Records provided.
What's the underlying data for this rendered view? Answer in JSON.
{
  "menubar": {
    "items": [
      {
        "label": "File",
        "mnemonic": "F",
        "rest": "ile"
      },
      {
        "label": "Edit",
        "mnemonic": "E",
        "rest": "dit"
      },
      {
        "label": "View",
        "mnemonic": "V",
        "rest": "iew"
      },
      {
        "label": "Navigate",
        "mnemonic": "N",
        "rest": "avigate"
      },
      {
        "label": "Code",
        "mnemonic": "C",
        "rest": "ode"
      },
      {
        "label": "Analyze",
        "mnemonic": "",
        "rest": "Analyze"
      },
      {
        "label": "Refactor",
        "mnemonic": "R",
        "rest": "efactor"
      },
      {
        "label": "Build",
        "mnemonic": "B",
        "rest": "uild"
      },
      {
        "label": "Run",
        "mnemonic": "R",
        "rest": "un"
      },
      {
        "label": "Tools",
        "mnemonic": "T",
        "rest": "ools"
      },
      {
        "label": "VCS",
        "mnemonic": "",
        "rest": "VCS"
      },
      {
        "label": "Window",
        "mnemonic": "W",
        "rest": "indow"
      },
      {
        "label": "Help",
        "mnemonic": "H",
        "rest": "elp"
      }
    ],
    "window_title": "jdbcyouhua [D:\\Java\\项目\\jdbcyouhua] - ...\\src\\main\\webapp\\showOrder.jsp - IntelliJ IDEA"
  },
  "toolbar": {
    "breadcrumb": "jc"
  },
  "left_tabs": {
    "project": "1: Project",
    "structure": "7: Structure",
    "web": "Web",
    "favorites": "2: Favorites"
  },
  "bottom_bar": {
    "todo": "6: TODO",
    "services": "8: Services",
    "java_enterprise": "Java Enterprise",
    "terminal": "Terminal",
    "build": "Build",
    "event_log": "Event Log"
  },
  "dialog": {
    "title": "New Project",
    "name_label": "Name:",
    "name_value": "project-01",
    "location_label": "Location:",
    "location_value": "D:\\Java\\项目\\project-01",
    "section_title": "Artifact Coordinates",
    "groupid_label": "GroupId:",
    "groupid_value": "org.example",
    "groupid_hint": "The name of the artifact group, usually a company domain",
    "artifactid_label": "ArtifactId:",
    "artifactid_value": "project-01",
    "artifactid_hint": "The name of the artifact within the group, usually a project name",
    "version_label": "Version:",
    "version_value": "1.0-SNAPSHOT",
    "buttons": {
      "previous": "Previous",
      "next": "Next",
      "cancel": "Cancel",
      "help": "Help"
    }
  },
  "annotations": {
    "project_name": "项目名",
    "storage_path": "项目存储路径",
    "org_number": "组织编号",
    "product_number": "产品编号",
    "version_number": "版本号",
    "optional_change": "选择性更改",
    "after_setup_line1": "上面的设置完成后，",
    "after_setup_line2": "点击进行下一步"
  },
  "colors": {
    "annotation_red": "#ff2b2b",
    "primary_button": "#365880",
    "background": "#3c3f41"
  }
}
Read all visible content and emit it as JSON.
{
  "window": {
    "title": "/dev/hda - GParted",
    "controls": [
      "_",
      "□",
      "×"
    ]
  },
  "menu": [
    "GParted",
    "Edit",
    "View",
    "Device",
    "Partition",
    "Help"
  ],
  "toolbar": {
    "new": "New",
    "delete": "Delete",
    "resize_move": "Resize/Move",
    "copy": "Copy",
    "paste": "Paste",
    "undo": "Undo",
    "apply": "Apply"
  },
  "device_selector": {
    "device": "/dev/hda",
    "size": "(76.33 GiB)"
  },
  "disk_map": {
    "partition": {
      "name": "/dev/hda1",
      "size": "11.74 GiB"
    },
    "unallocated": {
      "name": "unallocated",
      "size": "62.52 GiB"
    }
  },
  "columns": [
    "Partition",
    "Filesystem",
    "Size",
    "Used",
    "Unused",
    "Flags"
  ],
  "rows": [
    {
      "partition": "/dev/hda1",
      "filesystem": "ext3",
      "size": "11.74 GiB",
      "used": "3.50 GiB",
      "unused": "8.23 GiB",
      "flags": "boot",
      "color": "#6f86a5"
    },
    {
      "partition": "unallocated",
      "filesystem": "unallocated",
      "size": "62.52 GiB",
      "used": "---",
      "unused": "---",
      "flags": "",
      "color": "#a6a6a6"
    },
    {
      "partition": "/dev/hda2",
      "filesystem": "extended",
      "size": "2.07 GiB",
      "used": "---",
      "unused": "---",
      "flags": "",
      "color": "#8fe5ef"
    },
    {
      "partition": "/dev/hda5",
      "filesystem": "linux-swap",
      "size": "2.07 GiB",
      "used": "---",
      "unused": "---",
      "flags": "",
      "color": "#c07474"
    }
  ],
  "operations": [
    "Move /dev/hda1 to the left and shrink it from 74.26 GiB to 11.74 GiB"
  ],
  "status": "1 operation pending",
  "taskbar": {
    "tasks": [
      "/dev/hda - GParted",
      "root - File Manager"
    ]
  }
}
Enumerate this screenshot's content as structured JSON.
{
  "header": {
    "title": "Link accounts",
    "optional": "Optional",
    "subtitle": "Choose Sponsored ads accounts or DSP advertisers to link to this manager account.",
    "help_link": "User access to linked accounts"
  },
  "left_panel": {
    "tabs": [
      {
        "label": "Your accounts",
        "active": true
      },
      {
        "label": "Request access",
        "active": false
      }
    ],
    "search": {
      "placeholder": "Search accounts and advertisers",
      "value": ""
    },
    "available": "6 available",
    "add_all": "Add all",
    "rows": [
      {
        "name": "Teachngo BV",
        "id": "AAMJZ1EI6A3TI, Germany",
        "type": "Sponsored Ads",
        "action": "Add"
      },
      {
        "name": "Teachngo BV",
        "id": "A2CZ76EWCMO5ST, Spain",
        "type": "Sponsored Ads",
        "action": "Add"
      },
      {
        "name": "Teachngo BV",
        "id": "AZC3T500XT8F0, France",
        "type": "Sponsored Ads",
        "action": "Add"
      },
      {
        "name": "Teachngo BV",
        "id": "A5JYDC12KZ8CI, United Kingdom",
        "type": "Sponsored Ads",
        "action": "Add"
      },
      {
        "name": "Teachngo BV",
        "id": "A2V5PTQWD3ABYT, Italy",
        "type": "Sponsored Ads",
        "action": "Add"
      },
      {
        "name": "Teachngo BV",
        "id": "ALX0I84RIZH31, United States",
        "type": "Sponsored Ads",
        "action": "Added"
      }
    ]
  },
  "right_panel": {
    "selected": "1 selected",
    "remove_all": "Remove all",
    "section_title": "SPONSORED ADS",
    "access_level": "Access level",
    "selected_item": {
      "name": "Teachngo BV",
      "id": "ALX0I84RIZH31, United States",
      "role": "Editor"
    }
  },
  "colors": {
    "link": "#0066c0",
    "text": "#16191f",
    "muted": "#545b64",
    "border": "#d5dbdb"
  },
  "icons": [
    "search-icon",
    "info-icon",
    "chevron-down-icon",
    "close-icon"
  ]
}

Exercise details.
Copy out every line holding the string "advertisers".

Task response.
    "subtitle": "Choose Sponsored ads accounts or DSP advertisers to link to this manager account.",
      "placeholder": "Search accounts and advertisers",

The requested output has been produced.